### Task description
Images do not belong in the copy. Retype all the entries below exactly.

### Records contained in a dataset
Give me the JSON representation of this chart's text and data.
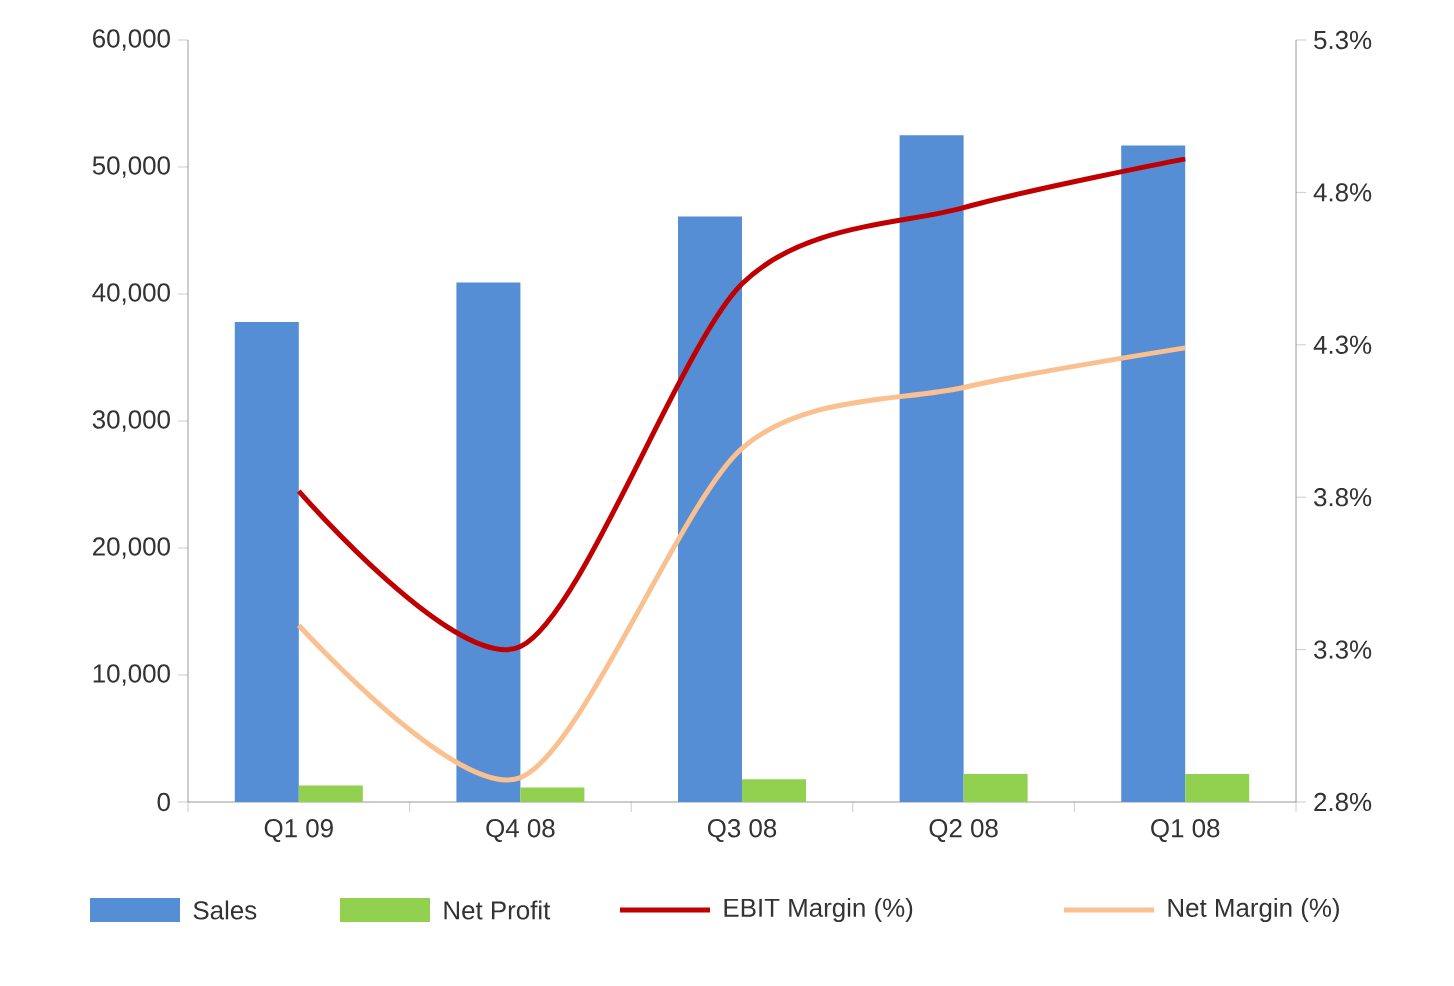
{
  "chart_data": {
    "type": "bar",
    "categories": [
      "Q1 09",
      "Q4 08",
      "Q3 08",
      "Q2 08",
      "Q1 08"
    ],
    "series": [
      {
        "name": "Sales",
        "color": "#558ed5",
        "values": [
          37800,
          40900,
          46100,
          52500,
          51700
        ]
      },
      {
        "name": "Net Profit",
        "color": "#92d050",
        "values": [
          1300,
          1150,
          1800,
          2200,
          2200
        ]
      },
      {
        "name": "EBIT Margin (%)",
        "type": "line",
        "axis": "y2",
        "color": "#c00000",
        "values": [
          3.82,
          3.31,
          4.5,
          4.75,
          4.91
        ]
      },
      {
        "name": "Net Margin (%)",
        "type": "line",
        "axis": "y2",
        "color": "#fac090",
        "values": [
          3.38,
          2.88,
          3.96,
          4.16,
          4.29
        ]
      }
    ],
    "ylim": [
      0,
      60000
    ],
    "yticks": [
      {
        "value": 0,
        "label": "0"
      },
      {
        "value": 10000,
        "label": "10,000"
      },
      {
        "value": 20000,
        "label": "20,000"
      },
      {
        "value": 30000,
        "label": "30,000"
      },
      {
        "value": 40000,
        "label": "40,000"
      },
      {
        "value": 50000,
        "label": "50,000"
      },
      {
        "value": 60000,
        "label": "60,000"
      }
    ],
    "y2lim": [
      2.8,
      5.3
    ],
    "y2ticks": [
      {
        "value": 2.8,
        "label": "2.8%"
      },
      {
        "value": 3.3,
        "label": "3.3%"
      },
      {
        "value": 3.8,
        "label": "3.8%"
      },
      {
        "value": 4.3,
        "label": "4.3%"
      },
      {
        "value": 4.8,
        "label": "4.8%"
      },
      {
        "value": 5.3,
        "label": "5.3%"
      }
    ],
    "grid": false,
    "legend": "bottom"
  }
}
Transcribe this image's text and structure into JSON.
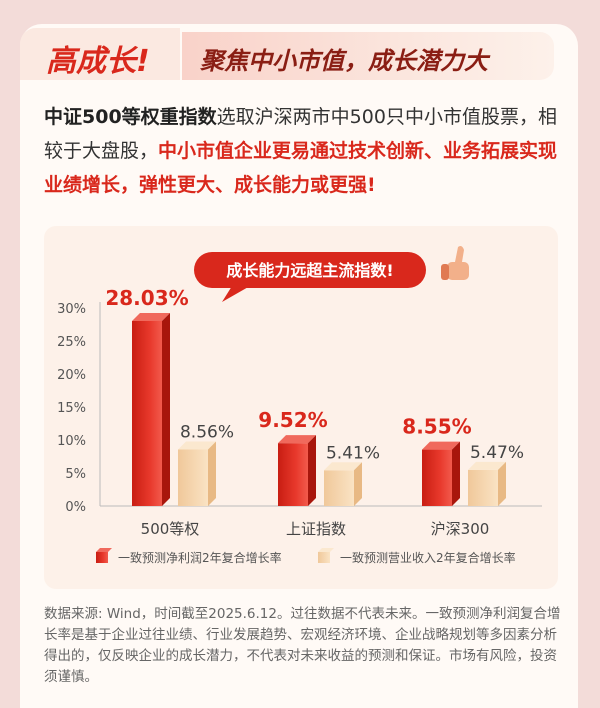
{
  "header": {
    "tag": "高成长!",
    "banner": "聚焦中小市值，成长潜力大"
  },
  "intro": {
    "part1_bold": "中证500等权重指数",
    "part2": "选取沪深两市中500只中小市值股票，相较于大盘股，",
    "part3_red": "中小市值企业更易通过技术创新、业务拓展实现业绩增长，弹性更大、成长能力或更强!"
  },
  "callout": "成长能力远超主流指数!",
  "chart_data": {
    "type": "bar",
    "categories": [
      "500等权",
      "上证指数",
      "沪深300"
    ],
    "series": [
      {
        "name": "一致预测净利润2年复合增长率",
        "values": [
          28.03,
          9.52,
          8.55
        ],
        "labels": [
          "28.03%",
          "9.52%",
          "8.55%"
        ],
        "color": "#d9281c"
      },
      {
        "name": "一致预测营业收入2年复合增长率",
        "values": [
          8.56,
          5.41,
          5.47
        ],
        "labels": [
          "8.56%",
          "5.41%",
          "5.47%"
        ],
        "color": "#f5d7ae"
      }
    ],
    "yticks": [
      "0%",
      "5%",
      "10%",
      "15%",
      "20%",
      "25%",
      "30%"
    ],
    "ylim": [
      0,
      30
    ],
    "legend": "bottom"
  },
  "source_note": "数据来源: Wind，时间截至2025.6.12。过往数据不代表未来。一致预测净利润复合增长率是基于企业过往业绩、行业发展趋势、宏观经济环境、企业战略规划等多因素分析得出的，仅反映企业的成长潜力，不代表对未来收益的预测和保证。市场有风险，投资须谨慎。"
}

### Complete output
Give me the JSON representation of this chart's text and data.
{
  "chart_data": {
    "type": "bar",
    "categories": [
      "Q1 09",
      "Q4 08",
      "Q3 08",
      "Q2 08",
      "Q1 08"
    ],
    "series": [
      {
        "name": "Sales",
        "color": "#558ed5",
        "values": [
          37800,
          40900,
          46100,
          52500,
          51700
        ]
      },
      {
        "name": "Net Profit",
        "color": "#92d050",
        "values": [
          1300,
          1150,
          1800,
          2200,
          2200
        ]
      },
      {
        "name": "EBIT Margin (%)",
        "type": "line",
        "axis": "y2",
        "color": "#c00000",
        "values": [
          3.82,
          3.31,
          4.5,
          4.75,
          4.91
        ]
      },
      {
        "name": "Net Margin (%)",
        "type": "line",
        "axis": "y2",
        "color": "#fac090",
        "values": [
          3.38,
          2.88,
          3.96,
          4.16,
          4.29
        ]
      }
    ],
    "ylim": [
      0,
      60000
    ],
    "yticks": [
      {
        "value": 0,
        "label": "0"
      },
      {
        "value": 10000,
        "label": "10,000"
      },
      {
        "value": 20000,
        "label": "20,000"
      },
      {
        "value": 30000,
        "label": "30,000"
      },
      {
        "value": 40000,
        "label": "40,000"
      },
      {
        "value": 50000,
        "label": "50,000"
      },
      {
        "value": 60000,
        "label": "60,000"
      }
    ],
    "y2lim": [
      2.8,
      5.3
    ],
    "y2ticks": [
      {
        "value": 2.8,
        "label": "2.8%"
      },
      {
        "value": 3.3,
        "label": "3.3%"
      },
      {
        "value": 3.8,
        "label": "3.8%"
      },
      {
        "value": 4.3,
        "label": "4.3%"
      },
      {
        "value": 4.8,
        "label": "4.8%"
      },
      {
        "value": 5.3,
        "label": "5.3%"
      }
    ],
    "grid": false,
    "legend": "bottom"
  }
}
Transcribe this image's text and structure into JSON.
{
  "header": {
    "tag": "高成长!",
    "banner": "聚焦中小市值，成长潜力大"
  },
  "intro": {
    "part1_bold": "中证500等权重指数",
    "part2": "选取沪深两市中500只中小市值股票，相较于大盘股，",
    "part3_red": "中小市值企业更易通过技术创新、业务拓展实现业绩增长，弹性更大、成长能力或更强!"
  },
  "callout": "成长能力远超主流指数!",
  "chart_data": {
    "type": "bar",
    "categories": [
      "500等权",
      "上证指数",
      "沪深300"
    ],
    "series": [
      {
        "name": "一致预测净利润2年复合增长率",
        "values": [
          28.03,
          9.52,
          8.55
        ],
        "labels": [
          "28.03%",
          "9.52%",
          "8.55%"
        ],
        "color": "#d9281c"
      },
      {
        "name": "一致预测营业收入2年复合增长率",
        "values": [
          8.56,
          5.41,
          5.47
        ],
        "labels": [
          "8.56%",
          "5.41%",
          "5.47%"
        ],
        "color": "#f5d7ae"
      }
    ],
    "yticks": [
      "0%",
      "5%",
      "10%",
      "15%",
      "20%",
      "25%",
      "30%"
    ],
    "ylim": [
      0,
      30
    ],
    "legend": "bottom"
  },
  "source_note": "数据来源: Wind，时间截至2025.6.12。过往数据不代表未来。一致预测净利润复合增长率是基于企业过往业绩、行业发展趋势、宏观经济环境、企业战略规划等多因素分析得出的，仅反映企业的成长潜力，不代表对未来收益的预测和保证。市场有风险，投资须谨慎。"
}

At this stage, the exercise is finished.